══ Data in this exercise ══

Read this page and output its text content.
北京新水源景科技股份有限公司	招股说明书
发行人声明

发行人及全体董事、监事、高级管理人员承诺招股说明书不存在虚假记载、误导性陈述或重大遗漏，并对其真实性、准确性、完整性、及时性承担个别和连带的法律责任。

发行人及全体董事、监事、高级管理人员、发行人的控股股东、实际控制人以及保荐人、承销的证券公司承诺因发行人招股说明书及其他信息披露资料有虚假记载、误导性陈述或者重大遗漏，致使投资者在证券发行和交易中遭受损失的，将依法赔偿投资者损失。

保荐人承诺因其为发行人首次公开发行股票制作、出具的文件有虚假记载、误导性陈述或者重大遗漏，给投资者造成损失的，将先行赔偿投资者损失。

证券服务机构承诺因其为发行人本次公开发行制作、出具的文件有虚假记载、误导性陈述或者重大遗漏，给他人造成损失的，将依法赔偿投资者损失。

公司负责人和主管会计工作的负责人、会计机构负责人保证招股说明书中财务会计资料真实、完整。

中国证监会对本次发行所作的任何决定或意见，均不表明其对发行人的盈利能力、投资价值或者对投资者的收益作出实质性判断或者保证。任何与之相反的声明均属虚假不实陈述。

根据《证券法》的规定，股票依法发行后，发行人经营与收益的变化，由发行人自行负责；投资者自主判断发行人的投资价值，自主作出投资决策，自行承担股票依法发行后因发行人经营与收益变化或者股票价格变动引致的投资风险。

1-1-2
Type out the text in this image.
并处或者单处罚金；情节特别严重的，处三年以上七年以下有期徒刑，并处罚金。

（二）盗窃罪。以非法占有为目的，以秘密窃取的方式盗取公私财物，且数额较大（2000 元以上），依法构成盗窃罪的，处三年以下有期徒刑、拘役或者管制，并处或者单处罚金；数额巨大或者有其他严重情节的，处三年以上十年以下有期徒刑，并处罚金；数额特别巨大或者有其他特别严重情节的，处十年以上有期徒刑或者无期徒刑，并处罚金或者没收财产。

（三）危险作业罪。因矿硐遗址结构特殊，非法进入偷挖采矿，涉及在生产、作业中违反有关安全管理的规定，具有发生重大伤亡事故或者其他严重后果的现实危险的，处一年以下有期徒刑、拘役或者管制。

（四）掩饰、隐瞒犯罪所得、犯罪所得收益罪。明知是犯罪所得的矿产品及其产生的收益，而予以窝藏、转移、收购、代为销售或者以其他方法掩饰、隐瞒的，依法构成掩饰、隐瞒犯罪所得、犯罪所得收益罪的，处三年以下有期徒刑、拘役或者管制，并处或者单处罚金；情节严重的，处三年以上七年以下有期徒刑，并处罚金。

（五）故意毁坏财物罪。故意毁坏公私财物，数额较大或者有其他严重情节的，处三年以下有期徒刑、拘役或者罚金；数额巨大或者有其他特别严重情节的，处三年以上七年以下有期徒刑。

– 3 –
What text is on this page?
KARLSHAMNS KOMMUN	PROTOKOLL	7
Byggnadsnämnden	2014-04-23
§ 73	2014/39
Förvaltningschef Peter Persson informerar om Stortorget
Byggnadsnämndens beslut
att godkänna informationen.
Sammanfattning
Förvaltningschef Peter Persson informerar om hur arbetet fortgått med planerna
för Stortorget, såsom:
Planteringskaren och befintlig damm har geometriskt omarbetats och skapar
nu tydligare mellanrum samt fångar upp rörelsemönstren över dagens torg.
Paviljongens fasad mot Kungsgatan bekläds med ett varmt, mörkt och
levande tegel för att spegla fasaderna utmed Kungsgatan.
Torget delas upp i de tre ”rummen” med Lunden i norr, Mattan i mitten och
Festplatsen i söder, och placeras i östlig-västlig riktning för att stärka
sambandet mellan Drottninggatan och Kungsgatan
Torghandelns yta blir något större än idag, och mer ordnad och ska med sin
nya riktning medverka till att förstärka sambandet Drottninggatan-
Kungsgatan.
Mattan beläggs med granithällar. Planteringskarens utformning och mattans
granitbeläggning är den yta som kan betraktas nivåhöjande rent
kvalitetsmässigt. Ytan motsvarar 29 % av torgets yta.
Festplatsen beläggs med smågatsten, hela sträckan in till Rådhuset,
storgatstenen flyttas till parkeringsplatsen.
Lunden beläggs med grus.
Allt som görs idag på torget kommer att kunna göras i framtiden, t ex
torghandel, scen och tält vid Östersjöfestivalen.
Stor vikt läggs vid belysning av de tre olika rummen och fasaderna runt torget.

═══

Filter the entries and copy out every line with the word "Persson".

Förvaltningschef Peter Persson informerar om Stortorget
Förvaltningschef Peter Persson informerar om hur arbetet fortgått med planerna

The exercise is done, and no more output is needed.